**** Information supplied

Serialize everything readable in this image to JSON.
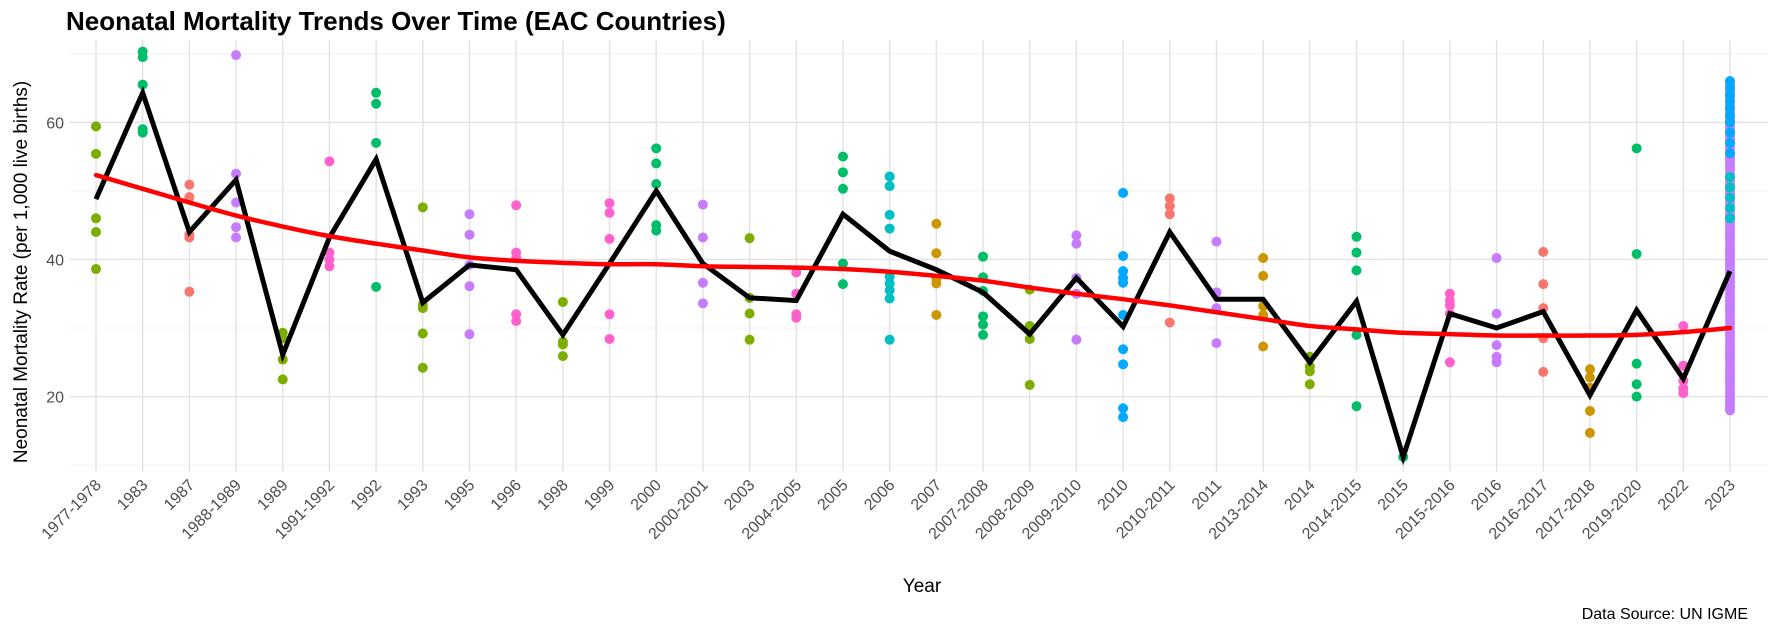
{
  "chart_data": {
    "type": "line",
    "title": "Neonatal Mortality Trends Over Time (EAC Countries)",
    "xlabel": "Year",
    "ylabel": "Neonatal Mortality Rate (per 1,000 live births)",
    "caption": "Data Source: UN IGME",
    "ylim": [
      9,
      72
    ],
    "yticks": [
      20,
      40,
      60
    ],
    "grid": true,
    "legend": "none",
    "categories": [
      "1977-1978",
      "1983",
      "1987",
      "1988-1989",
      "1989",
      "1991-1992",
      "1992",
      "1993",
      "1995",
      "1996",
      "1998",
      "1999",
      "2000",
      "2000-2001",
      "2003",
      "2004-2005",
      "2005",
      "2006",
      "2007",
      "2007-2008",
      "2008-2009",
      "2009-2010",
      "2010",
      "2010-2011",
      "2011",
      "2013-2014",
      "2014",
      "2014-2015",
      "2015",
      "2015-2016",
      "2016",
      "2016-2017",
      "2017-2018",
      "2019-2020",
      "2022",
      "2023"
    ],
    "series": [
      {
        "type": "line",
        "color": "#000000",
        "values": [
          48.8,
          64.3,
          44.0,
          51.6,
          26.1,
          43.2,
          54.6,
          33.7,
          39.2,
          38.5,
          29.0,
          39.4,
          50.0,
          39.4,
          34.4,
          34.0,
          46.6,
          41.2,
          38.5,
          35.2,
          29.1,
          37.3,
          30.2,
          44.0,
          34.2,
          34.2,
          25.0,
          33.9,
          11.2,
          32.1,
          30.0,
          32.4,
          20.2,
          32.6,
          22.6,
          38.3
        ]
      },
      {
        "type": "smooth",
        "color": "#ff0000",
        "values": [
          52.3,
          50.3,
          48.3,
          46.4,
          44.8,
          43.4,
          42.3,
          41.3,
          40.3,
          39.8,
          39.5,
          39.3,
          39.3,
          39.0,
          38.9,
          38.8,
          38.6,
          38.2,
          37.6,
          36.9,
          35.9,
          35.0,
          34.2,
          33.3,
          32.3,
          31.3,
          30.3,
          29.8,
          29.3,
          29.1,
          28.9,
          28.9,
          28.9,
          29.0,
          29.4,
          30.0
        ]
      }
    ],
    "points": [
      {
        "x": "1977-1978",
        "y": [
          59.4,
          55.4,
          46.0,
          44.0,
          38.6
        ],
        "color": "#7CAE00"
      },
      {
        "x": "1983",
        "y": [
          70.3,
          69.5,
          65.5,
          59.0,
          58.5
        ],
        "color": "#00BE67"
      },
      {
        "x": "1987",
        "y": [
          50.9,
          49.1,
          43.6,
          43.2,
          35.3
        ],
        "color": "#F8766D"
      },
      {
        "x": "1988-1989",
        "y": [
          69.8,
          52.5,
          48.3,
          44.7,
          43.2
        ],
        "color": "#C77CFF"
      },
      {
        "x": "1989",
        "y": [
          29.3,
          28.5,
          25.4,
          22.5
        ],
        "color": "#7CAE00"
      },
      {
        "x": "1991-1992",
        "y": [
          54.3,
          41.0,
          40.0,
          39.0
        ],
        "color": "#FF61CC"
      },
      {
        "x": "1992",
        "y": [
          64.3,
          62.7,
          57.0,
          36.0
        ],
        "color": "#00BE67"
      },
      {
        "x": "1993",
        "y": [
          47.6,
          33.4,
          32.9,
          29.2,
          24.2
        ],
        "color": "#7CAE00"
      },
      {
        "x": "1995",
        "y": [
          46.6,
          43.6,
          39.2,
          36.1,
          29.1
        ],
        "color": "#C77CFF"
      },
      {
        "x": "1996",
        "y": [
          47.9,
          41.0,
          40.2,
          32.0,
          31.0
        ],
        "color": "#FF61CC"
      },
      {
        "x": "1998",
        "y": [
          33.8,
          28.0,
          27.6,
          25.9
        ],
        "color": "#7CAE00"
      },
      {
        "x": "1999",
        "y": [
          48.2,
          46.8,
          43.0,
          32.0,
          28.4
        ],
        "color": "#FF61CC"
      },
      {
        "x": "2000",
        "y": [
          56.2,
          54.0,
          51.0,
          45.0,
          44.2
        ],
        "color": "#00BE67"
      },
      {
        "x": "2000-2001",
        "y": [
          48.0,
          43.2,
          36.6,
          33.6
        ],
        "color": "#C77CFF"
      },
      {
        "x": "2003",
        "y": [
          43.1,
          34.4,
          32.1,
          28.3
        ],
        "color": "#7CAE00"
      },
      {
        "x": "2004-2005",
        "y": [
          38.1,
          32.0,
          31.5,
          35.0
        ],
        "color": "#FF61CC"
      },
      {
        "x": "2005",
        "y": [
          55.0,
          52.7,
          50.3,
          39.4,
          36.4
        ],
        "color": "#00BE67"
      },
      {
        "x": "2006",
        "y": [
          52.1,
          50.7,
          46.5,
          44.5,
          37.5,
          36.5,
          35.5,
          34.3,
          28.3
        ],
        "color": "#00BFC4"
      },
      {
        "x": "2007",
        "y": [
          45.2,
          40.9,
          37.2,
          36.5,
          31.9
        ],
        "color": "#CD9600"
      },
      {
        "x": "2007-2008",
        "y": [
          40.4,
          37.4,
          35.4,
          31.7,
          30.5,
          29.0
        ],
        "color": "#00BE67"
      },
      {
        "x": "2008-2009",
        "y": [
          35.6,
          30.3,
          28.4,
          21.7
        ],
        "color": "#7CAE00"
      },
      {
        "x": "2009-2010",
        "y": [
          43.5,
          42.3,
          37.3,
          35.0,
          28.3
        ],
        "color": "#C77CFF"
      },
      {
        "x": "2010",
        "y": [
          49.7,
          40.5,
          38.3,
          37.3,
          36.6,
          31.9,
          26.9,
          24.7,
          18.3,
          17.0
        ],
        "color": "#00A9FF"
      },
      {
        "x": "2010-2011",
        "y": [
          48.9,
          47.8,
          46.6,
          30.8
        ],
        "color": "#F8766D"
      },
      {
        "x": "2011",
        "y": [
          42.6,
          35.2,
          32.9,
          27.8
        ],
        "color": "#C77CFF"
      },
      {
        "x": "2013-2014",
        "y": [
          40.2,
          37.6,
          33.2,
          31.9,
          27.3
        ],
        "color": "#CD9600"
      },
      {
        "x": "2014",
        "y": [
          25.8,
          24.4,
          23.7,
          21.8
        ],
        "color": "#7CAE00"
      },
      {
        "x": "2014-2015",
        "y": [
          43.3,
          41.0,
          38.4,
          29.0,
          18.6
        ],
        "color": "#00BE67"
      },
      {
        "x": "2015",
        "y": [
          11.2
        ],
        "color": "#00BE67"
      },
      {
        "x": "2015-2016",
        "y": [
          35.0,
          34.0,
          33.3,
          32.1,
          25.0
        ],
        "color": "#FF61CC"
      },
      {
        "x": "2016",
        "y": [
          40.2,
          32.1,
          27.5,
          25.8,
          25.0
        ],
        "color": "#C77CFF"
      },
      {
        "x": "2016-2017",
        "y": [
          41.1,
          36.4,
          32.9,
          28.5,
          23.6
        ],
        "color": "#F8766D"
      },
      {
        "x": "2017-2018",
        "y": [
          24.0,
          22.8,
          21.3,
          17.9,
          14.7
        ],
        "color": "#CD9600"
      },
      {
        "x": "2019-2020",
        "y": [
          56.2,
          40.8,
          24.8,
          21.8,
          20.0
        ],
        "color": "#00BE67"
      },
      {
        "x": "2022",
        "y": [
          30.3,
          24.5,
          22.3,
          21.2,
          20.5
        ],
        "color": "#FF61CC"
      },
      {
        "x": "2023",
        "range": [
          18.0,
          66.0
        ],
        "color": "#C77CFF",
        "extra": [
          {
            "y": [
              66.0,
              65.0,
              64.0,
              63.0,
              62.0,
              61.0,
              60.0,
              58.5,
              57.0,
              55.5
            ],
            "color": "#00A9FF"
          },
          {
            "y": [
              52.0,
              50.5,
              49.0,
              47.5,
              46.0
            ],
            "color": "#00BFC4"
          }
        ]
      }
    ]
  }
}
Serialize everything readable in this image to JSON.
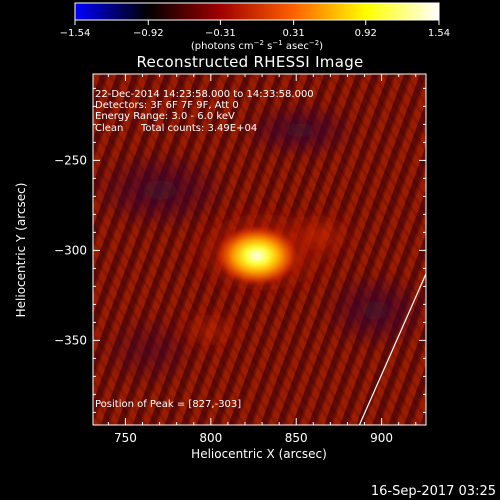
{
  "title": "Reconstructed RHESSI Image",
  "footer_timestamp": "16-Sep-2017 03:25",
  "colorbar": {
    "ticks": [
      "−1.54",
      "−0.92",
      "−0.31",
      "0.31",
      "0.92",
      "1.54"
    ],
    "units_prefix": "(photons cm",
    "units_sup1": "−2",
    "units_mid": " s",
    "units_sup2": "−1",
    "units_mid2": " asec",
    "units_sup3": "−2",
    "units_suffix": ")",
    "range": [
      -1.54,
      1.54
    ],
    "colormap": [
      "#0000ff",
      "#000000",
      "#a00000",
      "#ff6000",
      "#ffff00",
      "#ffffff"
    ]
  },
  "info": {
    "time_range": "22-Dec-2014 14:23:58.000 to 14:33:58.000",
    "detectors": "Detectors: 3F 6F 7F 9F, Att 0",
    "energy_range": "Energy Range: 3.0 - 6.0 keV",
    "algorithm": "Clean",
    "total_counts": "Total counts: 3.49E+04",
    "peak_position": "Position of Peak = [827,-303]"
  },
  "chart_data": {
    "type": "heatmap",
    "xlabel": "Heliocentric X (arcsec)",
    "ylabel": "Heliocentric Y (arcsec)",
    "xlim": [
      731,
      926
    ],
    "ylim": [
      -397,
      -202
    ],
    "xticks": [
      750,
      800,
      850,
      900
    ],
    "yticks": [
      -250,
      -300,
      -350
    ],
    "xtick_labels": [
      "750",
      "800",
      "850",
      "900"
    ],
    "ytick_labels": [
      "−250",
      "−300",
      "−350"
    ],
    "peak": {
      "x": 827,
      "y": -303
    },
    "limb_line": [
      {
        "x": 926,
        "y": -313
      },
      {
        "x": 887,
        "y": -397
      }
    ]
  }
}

********
**** Information supplied

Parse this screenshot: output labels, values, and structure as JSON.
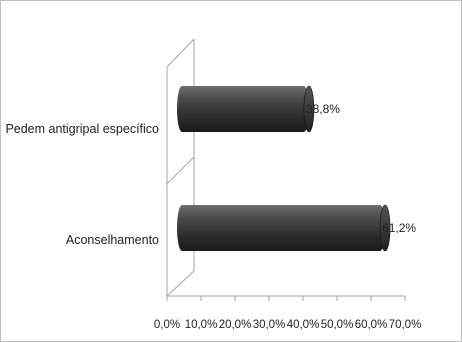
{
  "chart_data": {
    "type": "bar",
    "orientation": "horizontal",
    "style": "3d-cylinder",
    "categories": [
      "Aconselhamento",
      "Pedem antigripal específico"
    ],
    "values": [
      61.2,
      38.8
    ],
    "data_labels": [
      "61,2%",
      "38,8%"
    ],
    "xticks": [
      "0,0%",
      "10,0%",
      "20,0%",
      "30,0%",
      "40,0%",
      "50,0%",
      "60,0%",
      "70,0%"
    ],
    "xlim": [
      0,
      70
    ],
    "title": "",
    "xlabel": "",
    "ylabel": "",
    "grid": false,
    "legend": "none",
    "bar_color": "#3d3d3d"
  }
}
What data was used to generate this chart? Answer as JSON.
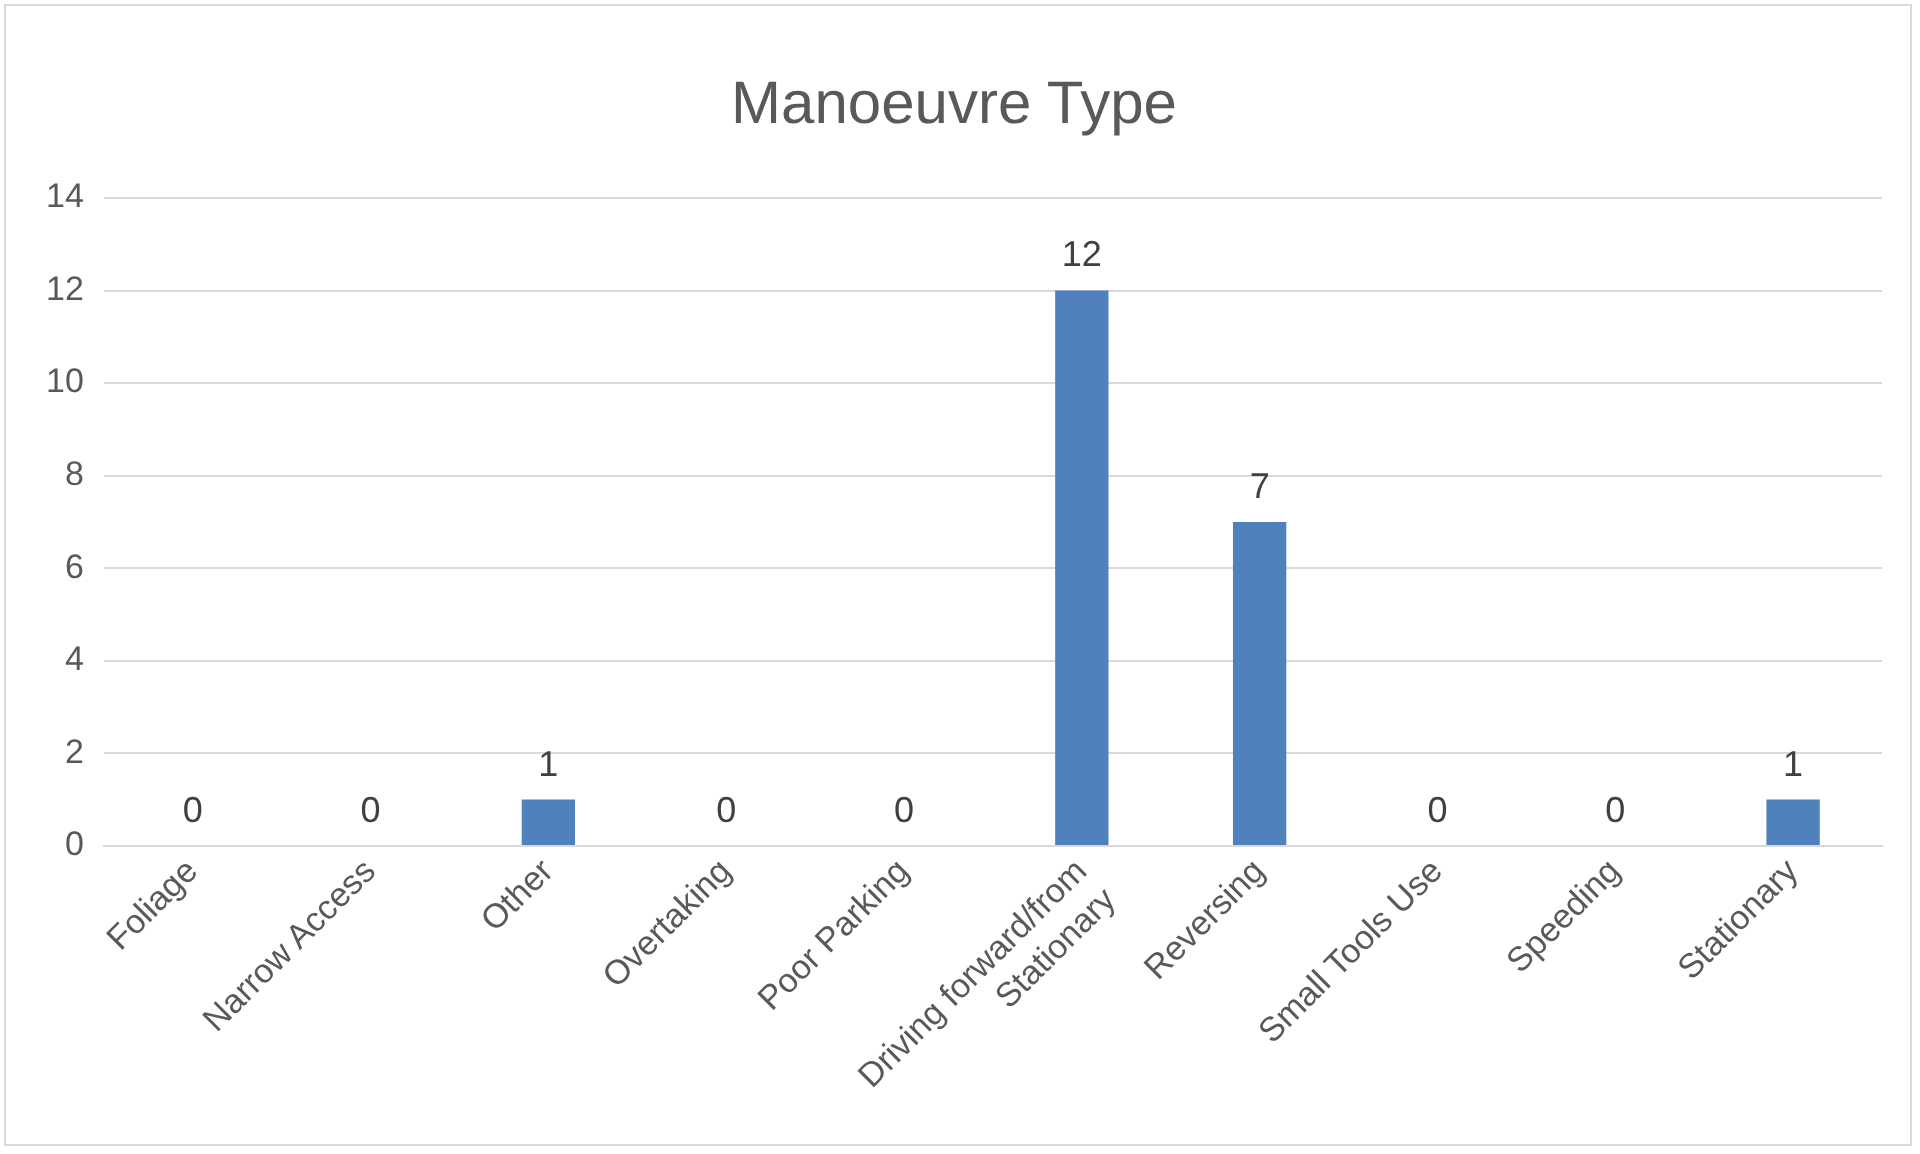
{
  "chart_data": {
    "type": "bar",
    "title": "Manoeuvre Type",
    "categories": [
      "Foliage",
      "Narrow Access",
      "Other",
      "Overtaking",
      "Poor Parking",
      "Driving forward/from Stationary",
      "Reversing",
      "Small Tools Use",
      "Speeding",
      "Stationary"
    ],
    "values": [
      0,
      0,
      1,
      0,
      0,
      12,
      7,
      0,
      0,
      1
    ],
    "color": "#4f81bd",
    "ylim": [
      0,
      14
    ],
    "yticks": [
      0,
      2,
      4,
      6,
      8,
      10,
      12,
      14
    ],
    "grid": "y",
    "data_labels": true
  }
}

********

# [Written instruction]
Filter the entries above down to the lines containing the word "this".

# [Output of the task]
Serialize everything readable in this image to JSON.
Serialize everything readable in this image to JSON.
Parse this screenshot: output labels, values, and structure as JSON.
What data was used to generate this chart? Answer as JSON.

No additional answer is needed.